* start *

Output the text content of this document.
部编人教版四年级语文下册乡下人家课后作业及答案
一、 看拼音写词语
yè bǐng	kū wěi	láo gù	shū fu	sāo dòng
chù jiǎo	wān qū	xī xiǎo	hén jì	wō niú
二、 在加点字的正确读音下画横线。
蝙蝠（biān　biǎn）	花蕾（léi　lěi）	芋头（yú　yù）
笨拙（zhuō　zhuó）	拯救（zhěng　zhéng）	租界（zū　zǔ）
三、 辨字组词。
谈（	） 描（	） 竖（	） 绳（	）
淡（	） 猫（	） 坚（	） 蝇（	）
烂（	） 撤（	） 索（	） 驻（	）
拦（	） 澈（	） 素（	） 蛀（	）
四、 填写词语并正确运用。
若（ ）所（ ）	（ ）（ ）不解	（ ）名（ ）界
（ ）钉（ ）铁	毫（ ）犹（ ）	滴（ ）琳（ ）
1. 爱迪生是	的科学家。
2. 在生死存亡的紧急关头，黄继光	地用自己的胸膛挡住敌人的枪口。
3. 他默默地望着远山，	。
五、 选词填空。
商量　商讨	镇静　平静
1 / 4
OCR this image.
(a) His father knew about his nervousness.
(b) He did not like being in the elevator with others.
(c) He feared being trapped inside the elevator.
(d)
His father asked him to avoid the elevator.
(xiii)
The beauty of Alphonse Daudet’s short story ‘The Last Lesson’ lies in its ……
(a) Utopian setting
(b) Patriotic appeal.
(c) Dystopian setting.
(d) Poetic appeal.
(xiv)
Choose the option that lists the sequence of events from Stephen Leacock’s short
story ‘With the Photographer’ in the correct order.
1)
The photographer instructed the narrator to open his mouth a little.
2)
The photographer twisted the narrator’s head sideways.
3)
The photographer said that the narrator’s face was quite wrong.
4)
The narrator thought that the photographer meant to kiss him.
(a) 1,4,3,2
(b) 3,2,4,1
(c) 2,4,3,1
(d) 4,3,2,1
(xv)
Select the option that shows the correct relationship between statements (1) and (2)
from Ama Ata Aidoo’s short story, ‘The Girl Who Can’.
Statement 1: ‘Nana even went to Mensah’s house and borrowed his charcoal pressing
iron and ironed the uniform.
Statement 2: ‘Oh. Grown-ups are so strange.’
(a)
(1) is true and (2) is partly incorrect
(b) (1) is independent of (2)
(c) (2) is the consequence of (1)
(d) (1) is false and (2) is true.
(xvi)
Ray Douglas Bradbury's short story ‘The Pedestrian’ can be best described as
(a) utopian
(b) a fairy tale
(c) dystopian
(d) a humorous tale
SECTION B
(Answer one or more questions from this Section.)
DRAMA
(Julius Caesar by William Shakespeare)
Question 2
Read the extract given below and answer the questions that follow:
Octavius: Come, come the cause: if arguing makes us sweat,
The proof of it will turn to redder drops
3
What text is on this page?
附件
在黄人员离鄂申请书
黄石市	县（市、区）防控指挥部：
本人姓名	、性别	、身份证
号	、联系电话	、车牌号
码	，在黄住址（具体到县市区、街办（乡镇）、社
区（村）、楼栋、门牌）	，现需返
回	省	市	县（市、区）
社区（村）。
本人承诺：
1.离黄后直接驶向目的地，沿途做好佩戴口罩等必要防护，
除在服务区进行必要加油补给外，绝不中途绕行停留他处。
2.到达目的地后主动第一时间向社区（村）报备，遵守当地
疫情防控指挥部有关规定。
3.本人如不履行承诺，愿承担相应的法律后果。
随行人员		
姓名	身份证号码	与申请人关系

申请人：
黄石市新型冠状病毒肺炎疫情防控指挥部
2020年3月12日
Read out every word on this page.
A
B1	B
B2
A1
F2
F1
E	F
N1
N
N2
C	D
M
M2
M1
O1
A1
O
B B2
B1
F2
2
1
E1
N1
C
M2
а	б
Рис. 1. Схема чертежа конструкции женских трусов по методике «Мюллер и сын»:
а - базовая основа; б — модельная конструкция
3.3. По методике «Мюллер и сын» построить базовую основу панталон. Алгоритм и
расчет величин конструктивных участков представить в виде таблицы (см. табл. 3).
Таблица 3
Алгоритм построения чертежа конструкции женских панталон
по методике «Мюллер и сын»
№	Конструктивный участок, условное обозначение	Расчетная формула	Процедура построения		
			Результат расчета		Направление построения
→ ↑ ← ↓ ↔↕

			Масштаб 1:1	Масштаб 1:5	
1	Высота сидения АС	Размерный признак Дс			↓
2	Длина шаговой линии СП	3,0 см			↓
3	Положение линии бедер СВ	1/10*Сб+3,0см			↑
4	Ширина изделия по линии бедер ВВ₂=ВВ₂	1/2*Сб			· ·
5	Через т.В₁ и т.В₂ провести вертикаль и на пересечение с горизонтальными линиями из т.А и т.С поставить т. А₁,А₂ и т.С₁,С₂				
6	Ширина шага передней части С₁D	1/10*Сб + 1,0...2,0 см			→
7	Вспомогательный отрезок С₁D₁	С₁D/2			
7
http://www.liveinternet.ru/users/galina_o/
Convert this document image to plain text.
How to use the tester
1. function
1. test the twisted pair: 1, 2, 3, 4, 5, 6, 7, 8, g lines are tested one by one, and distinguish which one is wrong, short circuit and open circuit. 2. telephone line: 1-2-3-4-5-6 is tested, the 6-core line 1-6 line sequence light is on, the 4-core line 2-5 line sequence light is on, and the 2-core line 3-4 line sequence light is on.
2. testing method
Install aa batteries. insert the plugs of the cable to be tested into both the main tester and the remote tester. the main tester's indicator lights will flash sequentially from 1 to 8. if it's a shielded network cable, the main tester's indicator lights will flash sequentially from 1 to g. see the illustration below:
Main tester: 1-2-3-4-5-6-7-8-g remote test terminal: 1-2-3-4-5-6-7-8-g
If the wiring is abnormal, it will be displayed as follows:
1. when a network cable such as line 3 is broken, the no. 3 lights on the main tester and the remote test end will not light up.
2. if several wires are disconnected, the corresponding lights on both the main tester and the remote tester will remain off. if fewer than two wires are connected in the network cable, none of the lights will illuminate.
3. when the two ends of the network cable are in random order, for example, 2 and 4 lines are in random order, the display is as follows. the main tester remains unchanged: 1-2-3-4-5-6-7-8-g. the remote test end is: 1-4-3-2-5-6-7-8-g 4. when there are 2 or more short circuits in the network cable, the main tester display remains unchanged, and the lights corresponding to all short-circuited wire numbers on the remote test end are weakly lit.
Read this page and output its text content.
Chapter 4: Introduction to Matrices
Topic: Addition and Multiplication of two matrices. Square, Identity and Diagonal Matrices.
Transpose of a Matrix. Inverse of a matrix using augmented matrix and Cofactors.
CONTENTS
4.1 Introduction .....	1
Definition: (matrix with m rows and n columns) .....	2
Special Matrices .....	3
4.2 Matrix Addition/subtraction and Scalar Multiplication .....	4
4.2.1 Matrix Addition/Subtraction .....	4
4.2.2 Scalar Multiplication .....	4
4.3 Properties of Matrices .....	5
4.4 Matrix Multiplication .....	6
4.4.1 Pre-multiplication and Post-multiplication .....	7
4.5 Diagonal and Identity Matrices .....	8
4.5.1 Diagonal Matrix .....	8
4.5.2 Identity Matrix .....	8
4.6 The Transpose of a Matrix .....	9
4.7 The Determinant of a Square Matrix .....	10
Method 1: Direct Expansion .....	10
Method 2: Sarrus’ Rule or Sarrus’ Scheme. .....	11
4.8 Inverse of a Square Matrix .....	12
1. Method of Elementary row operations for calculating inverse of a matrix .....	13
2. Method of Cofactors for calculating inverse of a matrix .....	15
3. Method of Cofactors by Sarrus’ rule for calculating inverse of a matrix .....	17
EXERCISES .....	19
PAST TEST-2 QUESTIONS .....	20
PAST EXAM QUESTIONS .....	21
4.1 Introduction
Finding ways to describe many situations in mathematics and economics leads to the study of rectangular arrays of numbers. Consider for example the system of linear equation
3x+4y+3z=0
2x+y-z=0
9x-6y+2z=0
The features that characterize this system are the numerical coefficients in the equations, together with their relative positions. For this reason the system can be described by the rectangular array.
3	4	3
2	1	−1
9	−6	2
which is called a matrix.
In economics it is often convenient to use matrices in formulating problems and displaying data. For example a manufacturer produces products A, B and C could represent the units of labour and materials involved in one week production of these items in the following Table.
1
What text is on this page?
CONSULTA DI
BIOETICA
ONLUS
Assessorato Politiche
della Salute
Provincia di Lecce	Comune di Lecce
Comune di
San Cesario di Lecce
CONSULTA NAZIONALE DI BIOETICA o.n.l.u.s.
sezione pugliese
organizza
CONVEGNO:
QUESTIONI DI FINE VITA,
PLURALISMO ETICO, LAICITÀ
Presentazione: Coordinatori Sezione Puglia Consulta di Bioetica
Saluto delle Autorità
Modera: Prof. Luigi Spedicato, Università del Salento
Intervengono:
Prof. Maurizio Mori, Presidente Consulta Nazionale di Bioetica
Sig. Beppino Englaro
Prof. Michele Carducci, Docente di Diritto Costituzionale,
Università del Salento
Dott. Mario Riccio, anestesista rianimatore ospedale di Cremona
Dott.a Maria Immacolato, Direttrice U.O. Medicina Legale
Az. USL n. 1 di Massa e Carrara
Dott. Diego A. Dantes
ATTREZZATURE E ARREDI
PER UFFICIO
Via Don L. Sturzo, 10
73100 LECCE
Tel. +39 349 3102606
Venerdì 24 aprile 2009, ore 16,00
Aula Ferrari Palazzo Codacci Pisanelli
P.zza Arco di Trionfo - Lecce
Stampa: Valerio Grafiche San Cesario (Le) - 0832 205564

* end *

TASK TO COMPLETE
Check each line above for the string "женских" and report how many lines have it, giving only the number.

FULL ANSWER
2